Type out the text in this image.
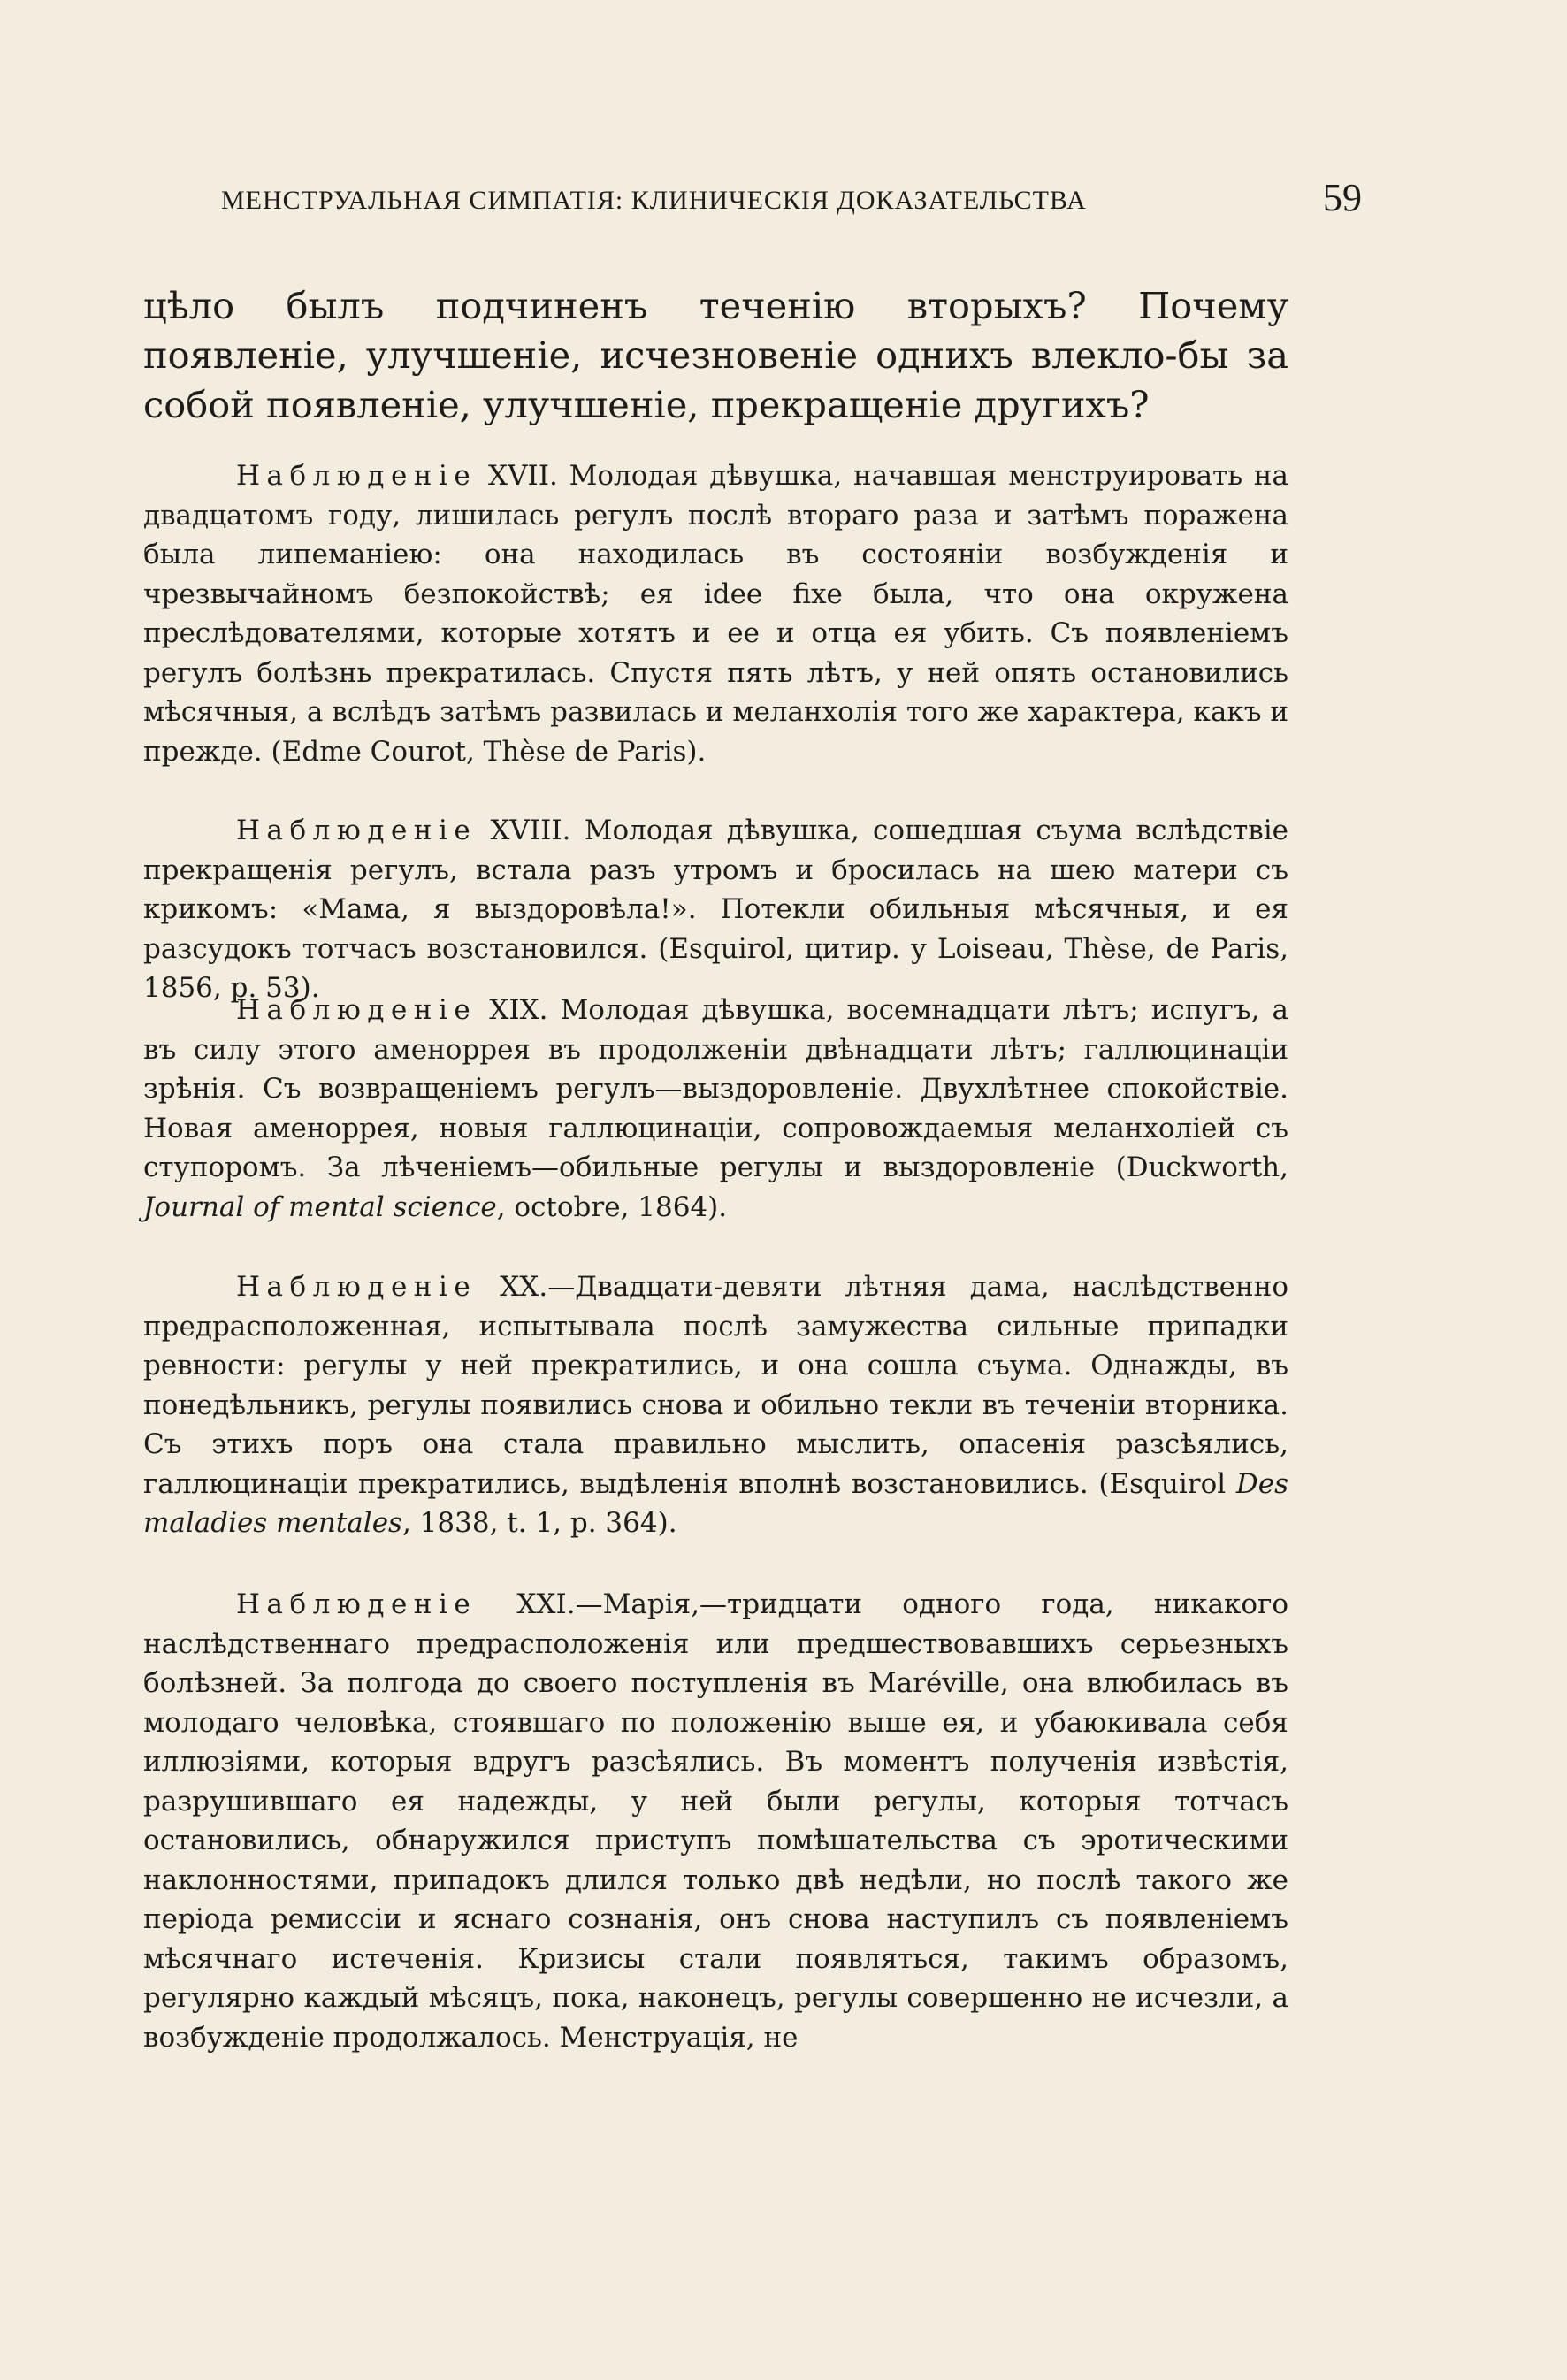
МЕНСТРУАЛЬНАЯ СИМПАТІЯ: КЛИНИЧЕСКІЯ ДОКАЗАТЕЛЬСТВА	59

цѣло былъ подчиненъ теченію вторыхъ? Почему появленіе, улучшеніе, исчезновеніе однихъ влекло-бы за собой появленіе, улучшеніе, прекращеніе другихъ?

Наблюденіе XVII. Молодая дѣвушка, начавшая менструировать на двадцатомъ году, лишилась регулъ послѣ втораго раза и затѣмъ поражена была липеманіею: она находилась въ состояніи возбужденія и чрезвычайномъ безпокойствѣ; ея idee fixe была, что она окружена преслѣдователями, которые хотятъ и ее и отца ея убить. Съ появленіемъ регулъ болѣзнь прекратилась. Спустя пять лѣтъ, у ней опять остановились мѣсячныя, а вслѣдъ затѣмъ развилась и меланхолія того же характера, какъ и прежде. (Edme Courot, Thèse de Paris).

Наблюденіе XVIII. Молодая дѣвушка, сошедшая съума вслѣдствіе прекращенія регулъ, встала разъ утромъ и бросилась на шею матери съ крикомъ: «Мама, я выздоровѣла!». Потекли обильныя мѣсячныя, и ея разсудокъ тотчасъ возстановился. (Esquirol, цитир. у Loiseau, Thèse, de Paris, 1856, p. 53).

Наблюденіе XIX. Молодая дѣвушка, восемнадцати лѣтъ; испугъ, а въ силу этого аменоррея въ продолженіи двѣнадцати лѣтъ; галлюцинаціи зрѣнія. Съ возвращеніемъ регулъ—выздоровленіе. Двухлѣтнее спокойствіе. Новая аменоррея, новыя галлюцинаціи, сопровождаемыя меланхоліей съ ступоромъ. За лѣченіемъ—обильные регулы и выздоровленіе (Duckworth, Journal of mental science, octobre, 1864).

Наблюденіе XX.—Двадцати-девяти лѣтняя дама, наслѣдственно предрасположенная, испытывала послѣ замужества сильные припадки ревности: регулы у ней прекратились, и она сошла съума. Однажды, въ понедѣльникъ, регулы появились снова и обильно текли въ теченіи вторника. Съ этихъ поръ она стала правильно мыслить, опасенія разсѣялись, галлюцинаціи прекратились, выдѣленія вполнѣ возстановились. (Esquirol Des maladies mentales, 1838, t. 1, p. 364).

Наблюденіе XXI.—Марія,—тридцати одного года, никакого наслѣдственнаго предрасположенія или предшествовавшихъ серьезныхъ болѣзней. За полгода до своего поступленія въ Maréville, она влюбилась въ молодаго человѣка, стоявшаго по положенію выше ея, и убаюкивала себя иллюзіями, которыя вдругъ разсѣялись. Въ моментъ полученія извѣстія, разрушившаго ея надежды, у ней были регулы, которыя тотчасъ остановились, обнаружился приступъ помѣшательства съ эротическими наклонностями, припадокъ длился только двѣ недѣли, но послѣ такого же періода ремиссіи и яснаго сознанія, онъ снова наступилъ съ появленіемъ мѣсячнаго истеченія. Кризисы стали появляться, такимъ образомъ, регулярно каждый мѣсяцъ, пока, наконецъ, регулы совершенно не исчезли, а возбужденіе продолжалось. Менструація, не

══════════════════════════════

» **EXERCISE AIM**: Print each of the records above exactly as written, leaving no picture in the copy.

» **WRITTEN ANSWER**:
Type out the text in this image.
МЕНСТРУАЛЬНАЯ СИМПАТІЯ: КЛИНИЧЕСКІЯ ДОКАЗАТЕЛЬСТВА	59

цѣло былъ подчиненъ теченію вторыхъ? Почему появленіе, улучшеніе, исчезновеніе однихъ влекло-бы за собой появленіе, улучшеніе, прекращеніе другихъ?

Наблюденіе XVII. Молодая дѣвушка, начавшая менструировать на двадцатомъ году, лишилась регулъ послѣ втораго раза и затѣмъ поражена была липеманіею: она находилась въ состояніи возбужденія и чрезвычайномъ безпокойствѣ; ея idee fixe была, что она окружена преслѣдователями, которые хотятъ и ее и отца ея убить. Съ появленіемъ регулъ болѣзнь прекратилась. Спустя пять лѣтъ, у ней опять остановились мѣсячныя, а вслѣдъ затѣмъ развилась и меланхолія того же характера, какъ и прежде. (Edme Courot, Thèse de Paris).

Наблюденіе XVIII. Молодая дѣвушка, сошедшая съума вслѣдствіе прекращенія регулъ, встала разъ утромъ и бросилась на шею матери съ крикомъ: «Мама, я выздоровѣла!». Потекли обильныя мѣсячныя, и ея разсудокъ тотчасъ возстановился. (Esquirol, цитир. у Loiseau, Thèse, de Paris, 1856, p. 53).

Наблюденіе XIX. Молодая дѣвушка, восемнадцати лѣтъ; испугъ, а въ силу этого аменоррея въ продолженіи двѣнадцати лѣтъ; галлюцинаціи зрѣнія. Съ возвращеніемъ регулъ—выздоровленіе. Двухлѣтнее спокойствіе. Новая аменоррея, новыя галлюцинаціи, сопровождаемыя меланхоліей съ ступоромъ. За лѣченіемъ—обильные регулы и выздоровленіе (Duckworth, Journal of mental science, octobre, 1864).

Наблюденіе XX.—Двадцати-девяти лѣтняя дама, наслѣдственно предрасположенная, испытывала послѣ замужества сильные припадки ревности: регулы у ней прекратились, и она сошла съума. Однажды, въ понедѣльникъ, регулы появились снова и обильно текли въ теченіи вторника. Съ этихъ поръ она стала правильно мыслить, опасенія разсѣялись, галлюцинаціи прекратились, выдѣленія вполнѣ возстановились. (Esquirol Des maladies mentales, 1838, t. 1, p. 364).

Наблюденіе XXI.—Марія,—тридцати одного года, никакого наслѣдственнаго предрасположенія или предшествовавшихъ серьезныхъ болѣзней. За полгода до своего поступленія въ Maréville, она влюбилась въ молодаго человѣка, стоявшаго по положенію выше ея, и убаюкивала себя иллюзіями, которыя вдругъ разсѣялись. Въ моментъ полученія извѣстія, разрушившаго ея надежды, у ней были регулы, которыя тотчасъ остановились, обнаружился приступъ помѣшательства съ эротическими наклонностями, припадокъ длился только двѣ недѣли, но послѣ такого же періода ремиссіи и яснаго сознанія, онъ снова наступилъ съ появленіемъ мѣсячнаго истеченія. Кризисы стали появляться, такимъ образомъ, регулярно каждый мѣсяцъ, пока, наконецъ, регулы совершенно не исчезли, а возбужденіе продолжалось. Менструація, не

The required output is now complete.